▶ _Task objective_:
Repeat the listing exactly as given, omitting every image.

[START]

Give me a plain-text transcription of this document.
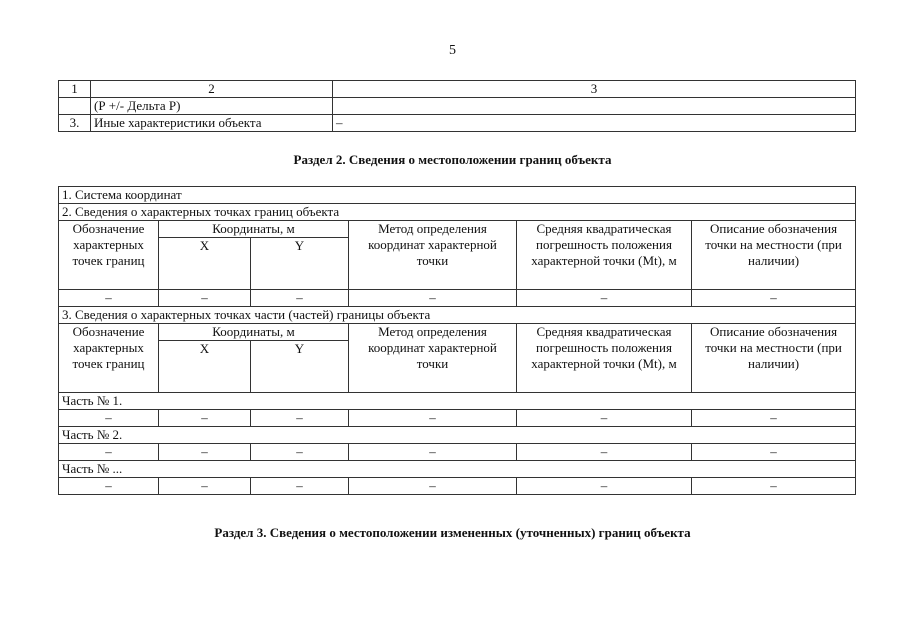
5
1	2	3
	(Р +/- Дельта Р)	
3.	Иные характеристики объекта	–
Раздел 2. Сведения о местоположении границ объекта
1. Система координат					
2. Сведения о характерных точках границ объекта					
Обозначение характерных точек границ	Координаты, м		Метод определения координат характерной точки	Средняя квадратическая погрешность положения характерной точки (Mt), м	Описание обозначения точки на местности (при наличии)
	X	Y			
–	–	–	–	–	–
3. Сведения о характерных точках части (частей) границы объекта					
Обозначение характерных точек границ	Координаты, м		Метод определения координат характерной точки	Средняя квадратическая погрешность положения характерной точки (Mt), м	Описание обозначения точки на местности (при наличии)
	X	Y			
Часть № 1.					
–	–	–	–	–	–
Часть № 2.					
–	–	–	–	–	–
Часть № ...					
–	–	–	–	–	–
Раздел 3. Сведения о местоположении измененных (уточненных) границ объекта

[END]

▶ _Correct response_:
Give me a plain-text transcription of this document.
5
1	2	3
	(Р +/- Дельта Р)	
3.	Иные характеристики объекта	–
Раздел 2. Сведения о местоположении границ объекта
1. Система координат					
2. Сведения о характерных точках границ объекта					
Обозначение характерных точек границ	Координаты, м		Метод определения координат характерной точки	Средняя квадратическая погрешность положения характерной точки (Mt), м	Описание обозначения точки на местности (при наличии)
	X	Y			
–	–	–	–	–	–
3. Сведения о характерных точках части (частей) границы объекта					
Обозначение характерных точек границ	Координаты, м		Метод определения координат характерной точки	Средняя квадратическая погрешность положения характерной точки (Mt), м	Описание обозначения точки на местности (при наличии)
	X	Y			
Часть № 1.					
–	–	–	–	–	–
Часть № 2.					
–	–	–	–	–	–
Часть № ...					
–	–	–	–	–	–
Раздел 3. Сведения о местоположении измененных (уточненных) границ объекта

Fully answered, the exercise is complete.